● WHAT TO WORK ON: Tell how many lines have the string "name" in them, and write nothing besides the number.

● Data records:
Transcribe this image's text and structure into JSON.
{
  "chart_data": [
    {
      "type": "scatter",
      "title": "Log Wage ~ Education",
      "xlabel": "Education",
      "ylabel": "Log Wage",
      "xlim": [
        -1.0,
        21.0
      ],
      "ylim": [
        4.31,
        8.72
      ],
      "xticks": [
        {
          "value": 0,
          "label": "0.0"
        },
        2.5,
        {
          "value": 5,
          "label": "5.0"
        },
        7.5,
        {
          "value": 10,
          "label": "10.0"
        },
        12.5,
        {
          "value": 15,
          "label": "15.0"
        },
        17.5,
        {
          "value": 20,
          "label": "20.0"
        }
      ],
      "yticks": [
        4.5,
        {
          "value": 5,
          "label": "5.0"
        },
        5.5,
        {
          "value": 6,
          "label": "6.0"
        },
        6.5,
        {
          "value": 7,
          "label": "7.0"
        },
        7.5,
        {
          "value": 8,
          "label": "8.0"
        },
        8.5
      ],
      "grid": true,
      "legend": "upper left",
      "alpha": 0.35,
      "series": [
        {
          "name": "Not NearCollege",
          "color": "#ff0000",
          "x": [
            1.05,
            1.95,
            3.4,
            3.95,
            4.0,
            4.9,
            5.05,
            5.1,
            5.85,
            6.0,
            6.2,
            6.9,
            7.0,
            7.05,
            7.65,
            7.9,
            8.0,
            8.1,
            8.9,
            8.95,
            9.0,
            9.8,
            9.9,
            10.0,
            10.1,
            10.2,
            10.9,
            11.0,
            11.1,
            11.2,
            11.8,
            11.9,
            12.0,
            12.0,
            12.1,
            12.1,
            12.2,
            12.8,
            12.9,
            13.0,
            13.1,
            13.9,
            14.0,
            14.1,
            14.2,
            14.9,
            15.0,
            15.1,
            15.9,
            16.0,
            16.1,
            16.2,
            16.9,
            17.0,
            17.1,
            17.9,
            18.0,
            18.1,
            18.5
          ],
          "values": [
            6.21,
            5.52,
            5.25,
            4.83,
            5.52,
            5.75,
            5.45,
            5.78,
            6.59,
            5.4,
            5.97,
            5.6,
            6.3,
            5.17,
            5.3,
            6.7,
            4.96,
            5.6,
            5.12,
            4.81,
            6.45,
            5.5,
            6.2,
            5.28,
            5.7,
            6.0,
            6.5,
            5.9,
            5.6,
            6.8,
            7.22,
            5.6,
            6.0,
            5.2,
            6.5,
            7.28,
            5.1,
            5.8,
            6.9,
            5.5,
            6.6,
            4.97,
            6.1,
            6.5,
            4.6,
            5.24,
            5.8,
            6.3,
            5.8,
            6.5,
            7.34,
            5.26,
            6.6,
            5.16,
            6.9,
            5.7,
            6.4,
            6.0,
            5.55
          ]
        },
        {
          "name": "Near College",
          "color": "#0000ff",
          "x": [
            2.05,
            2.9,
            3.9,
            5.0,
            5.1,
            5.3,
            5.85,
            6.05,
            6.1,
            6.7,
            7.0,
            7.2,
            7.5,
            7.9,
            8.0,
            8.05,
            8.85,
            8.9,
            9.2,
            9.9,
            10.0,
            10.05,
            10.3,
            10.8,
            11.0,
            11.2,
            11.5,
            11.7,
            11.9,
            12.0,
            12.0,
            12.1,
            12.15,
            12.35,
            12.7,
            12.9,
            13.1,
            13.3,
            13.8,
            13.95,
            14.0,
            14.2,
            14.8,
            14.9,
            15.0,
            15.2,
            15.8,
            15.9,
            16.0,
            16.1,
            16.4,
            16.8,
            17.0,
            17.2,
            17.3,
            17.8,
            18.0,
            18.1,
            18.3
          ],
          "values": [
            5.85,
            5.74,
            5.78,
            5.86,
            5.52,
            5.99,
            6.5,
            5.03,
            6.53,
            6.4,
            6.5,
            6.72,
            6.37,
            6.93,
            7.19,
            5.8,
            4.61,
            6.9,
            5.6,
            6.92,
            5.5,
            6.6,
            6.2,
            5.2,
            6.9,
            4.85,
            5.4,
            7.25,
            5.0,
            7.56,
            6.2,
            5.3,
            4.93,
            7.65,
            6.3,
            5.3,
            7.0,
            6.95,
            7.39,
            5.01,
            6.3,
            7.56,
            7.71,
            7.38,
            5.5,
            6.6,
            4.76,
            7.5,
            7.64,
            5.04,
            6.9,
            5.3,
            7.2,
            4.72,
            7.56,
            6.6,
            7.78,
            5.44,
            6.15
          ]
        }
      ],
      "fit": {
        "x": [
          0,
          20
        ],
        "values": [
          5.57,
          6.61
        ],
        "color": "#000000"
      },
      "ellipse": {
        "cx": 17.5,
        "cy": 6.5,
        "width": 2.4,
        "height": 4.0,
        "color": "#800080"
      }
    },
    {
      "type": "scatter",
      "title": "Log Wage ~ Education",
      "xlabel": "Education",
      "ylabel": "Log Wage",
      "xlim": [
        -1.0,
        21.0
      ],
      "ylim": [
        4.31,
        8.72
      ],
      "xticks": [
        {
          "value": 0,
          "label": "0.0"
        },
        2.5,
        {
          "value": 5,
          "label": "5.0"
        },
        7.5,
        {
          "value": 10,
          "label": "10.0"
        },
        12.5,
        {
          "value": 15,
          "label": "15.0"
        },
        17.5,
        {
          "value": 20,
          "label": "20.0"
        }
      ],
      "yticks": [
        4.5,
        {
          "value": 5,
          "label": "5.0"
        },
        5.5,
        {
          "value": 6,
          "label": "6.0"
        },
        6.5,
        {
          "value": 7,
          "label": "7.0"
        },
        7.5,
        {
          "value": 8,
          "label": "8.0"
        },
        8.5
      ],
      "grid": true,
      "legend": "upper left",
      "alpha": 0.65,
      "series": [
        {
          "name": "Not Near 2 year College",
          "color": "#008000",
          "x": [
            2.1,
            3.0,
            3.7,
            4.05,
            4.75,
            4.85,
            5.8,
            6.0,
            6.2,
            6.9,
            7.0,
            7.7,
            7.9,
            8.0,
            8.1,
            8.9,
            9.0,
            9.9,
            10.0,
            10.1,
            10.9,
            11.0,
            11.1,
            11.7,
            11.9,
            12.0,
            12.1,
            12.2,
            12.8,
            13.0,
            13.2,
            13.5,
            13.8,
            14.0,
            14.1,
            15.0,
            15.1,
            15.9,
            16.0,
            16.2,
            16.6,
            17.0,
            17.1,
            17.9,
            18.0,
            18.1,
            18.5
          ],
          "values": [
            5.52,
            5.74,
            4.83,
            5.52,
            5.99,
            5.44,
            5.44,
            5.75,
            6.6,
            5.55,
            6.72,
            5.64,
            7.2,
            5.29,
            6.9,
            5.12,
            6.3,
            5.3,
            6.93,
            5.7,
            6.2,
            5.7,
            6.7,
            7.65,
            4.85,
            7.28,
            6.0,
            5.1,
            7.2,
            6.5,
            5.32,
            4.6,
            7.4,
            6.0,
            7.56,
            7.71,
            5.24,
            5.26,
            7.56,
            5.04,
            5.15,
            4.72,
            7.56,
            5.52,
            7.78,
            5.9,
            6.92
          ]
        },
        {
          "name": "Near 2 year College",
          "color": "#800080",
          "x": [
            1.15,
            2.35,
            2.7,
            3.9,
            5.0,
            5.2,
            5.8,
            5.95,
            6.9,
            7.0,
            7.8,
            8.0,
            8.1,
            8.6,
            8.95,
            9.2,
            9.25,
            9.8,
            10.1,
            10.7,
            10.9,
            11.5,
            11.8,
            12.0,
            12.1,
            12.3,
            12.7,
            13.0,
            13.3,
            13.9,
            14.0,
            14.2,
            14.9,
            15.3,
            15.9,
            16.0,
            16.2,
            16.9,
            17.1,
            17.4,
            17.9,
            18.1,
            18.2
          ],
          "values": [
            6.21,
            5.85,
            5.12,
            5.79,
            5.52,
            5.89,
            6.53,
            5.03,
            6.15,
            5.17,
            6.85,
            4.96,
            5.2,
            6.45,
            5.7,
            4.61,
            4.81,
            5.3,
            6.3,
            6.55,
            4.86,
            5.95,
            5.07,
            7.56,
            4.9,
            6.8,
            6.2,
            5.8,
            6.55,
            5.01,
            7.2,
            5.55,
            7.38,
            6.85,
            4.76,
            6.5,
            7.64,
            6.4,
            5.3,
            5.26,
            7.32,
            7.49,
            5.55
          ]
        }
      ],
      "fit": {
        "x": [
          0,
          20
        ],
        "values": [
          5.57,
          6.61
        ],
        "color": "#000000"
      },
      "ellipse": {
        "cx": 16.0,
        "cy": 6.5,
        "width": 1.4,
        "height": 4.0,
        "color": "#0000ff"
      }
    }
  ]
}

● WRITTEN RESPONSE: 4